Stored data:
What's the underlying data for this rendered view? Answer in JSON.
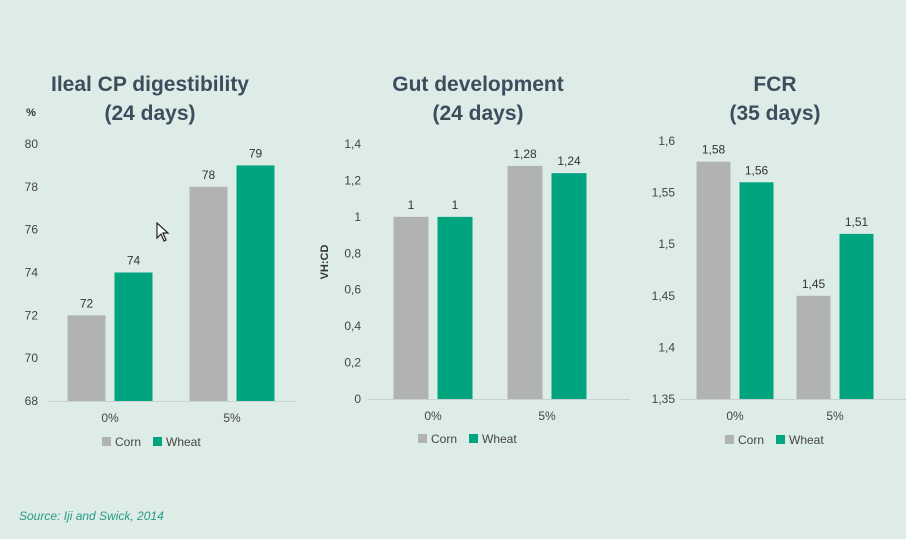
{
  "colors": {
    "corn": "#b1b3b3",
    "wheat": "#00a47f",
    "axis": "#c9d2d0",
    "title": "#3a4e5e"
  },
  "legend": {
    "corn": "Corn",
    "wheat": "Wheat"
  },
  "source": "Source: Iji and Swick, 2014",
  "chart_data": [
    {
      "type": "bar",
      "title_line1": "Ileal CP digestibility",
      "title_line2": "(24 days)",
      "ylabel": "%",
      "categories": [
        "0%",
        "5%"
      ],
      "ylim": [
        68,
        80
      ],
      "yticks": [
        "68",
        "70",
        "72",
        "74",
        "76",
        "78",
        "80"
      ],
      "series": [
        {
          "name": "Corn",
          "values": [
            72,
            78
          ],
          "labels": [
            "72",
            "78"
          ]
        },
        {
          "name": "Wheat",
          "values": [
            74,
            79
          ],
          "labels": [
            "74",
            "79"
          ]
        }
      ]
    },
    {
      "type": "bar",
      "title_line1": "Gut development",
      "title_line2": "(24 days)",
      "ylabel": "VH:CD",
      "categories": [
        "0%",
        "5%"
      ],
      "ylim": [
        0,
        1.4
      ],
      "yticks": [
        "0",
        "0,2",
        "0,4",
        "0,6",
        "0,8",
        "1",
        "1,2",
        "1,4"
      ],
      "series": [
        {
          "name": "Corn",
          "values": [
            1,
            1.28
          ],
          "labels": [
            "1",
            "1,28"
          ]
        },
        {
          "name": "Wheat",
          "values": [
            1,
            1.24
          ],
          "labels": [
            "1",
            "1,24"
          ]
        }
      ]
    },
    {
      "type": "bar",
      "title_line1": "FCR",
      "title_line2": "(35 days)",
      "ylabel": "",
      "categories": [
        "0%",
        "5%"
      ],
      "ylim": [
        1.35,
        1.6
      ],
      "yticks": [
        "1,35",
        "1,4",
        "1,45",
        "1,5",
        "1,55",
        "1,6"
      ],
      "series": [
        {
          "name": "Corn",
          "values": [
            1.58,
            1.45
          ],
          "labels": [
            "1,58",
            "1,45"
          ]
        },
        {
          "name": "Wheat",
          "values": [
            1.56,
            1.51
          ],
          "labels": [
            "1,56",
            "1,51"
          ]
        }
      ]
    }
  ]
}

▶ **REQUIREMENT**
Copy every line of the data word for word, omitting the images.

▶ **TASK ANSWER**
What's the underlying data for this rendered view? Answer in JSON.
{
  "colors": {
    "corn": "#b1b3b3",
    "wheat": "#00a47f",
    "axis": "#c9d2d0",
    "title": "#3a4e5e"
  },
  "legend": {
    "corn": "Corn",
    "wheat": "Wheat"
  },
  "source": "Source: Iji and Swick, 2014",
  "chart_data": [
    {
      "type": "bar",
      "title_line1": "Ileal CP digestibility",
      "title_line2": "(24 days)",
      "ylabel": "%",
      "categories": [
        "0%",
        "5%"
      ],
      "ylim": [
        68,
        80
      ],
      "yticks": [
        "68",
        "70",
        "72",
        "74",
        "76",
        "78",
        "80"
      ],
      "series": [
        {
          "name": "Corn",
          "values": [
            72,
            78
          ],
          "labels": [
            "72",
            "78"
          ]
        },
        {
          "name": "Wheat",
          "values": [
            74,
            79
          ],
          "labels": [
            "74",
            "79"
          ]
        }
      ]
    },
    {
      "type": "bar",
      "title_line1": "Gut development",
      "title_line2": "(24 days)",
      "ylabel": "VH:CD",
      "categories": [
        "0%",
        "5%"
      ],
      "ylim": [
        0,
        1.4
      ],
      "yticks": [
        "0",
        "0,2",
        "0,4",
        "0,6",
        "0,8",
        "1",
        "1,2",
        "1,4"
      ],
      "series": [
        {
          "name": "Corn",
          "values": [
            1,
            1.28
          ],
          "labels": [
            "1",
            "1,28"
          ]
        },
        {
          "name": "Wheat",
          "values": [
            1,
            1.24
          ],
          "labels": [
            "1",
            "1,24"
          ]
        }
      ]
    },
    {
      "type": "bar",
      "title_line1": "FCR",
      "title_line2": "(35 days)",
      "ylabel": "",
      "categories": [
        "0%",
        "5%"
      ],
      "ylim": [
        1.35,
        1.6
      ],
      "yticks": [
        "1,35",
        "1,4",
        "1,45",
        "1,5",
        "1,55",
        "1,6"
      ],
      "series": [
        {
          "name": "Corn",
          "values": [
            1.58,
            1.45
          ],
          "labels": [
            "1,58",
            "1,45"
          ]
        },
        {
          "name": "Wheat",
          "values": [
            1.56,
            1.51
          ],
          "labels": [
            "1,56",
            "1,51"
          ]
        }
      ]
    }
  ]
}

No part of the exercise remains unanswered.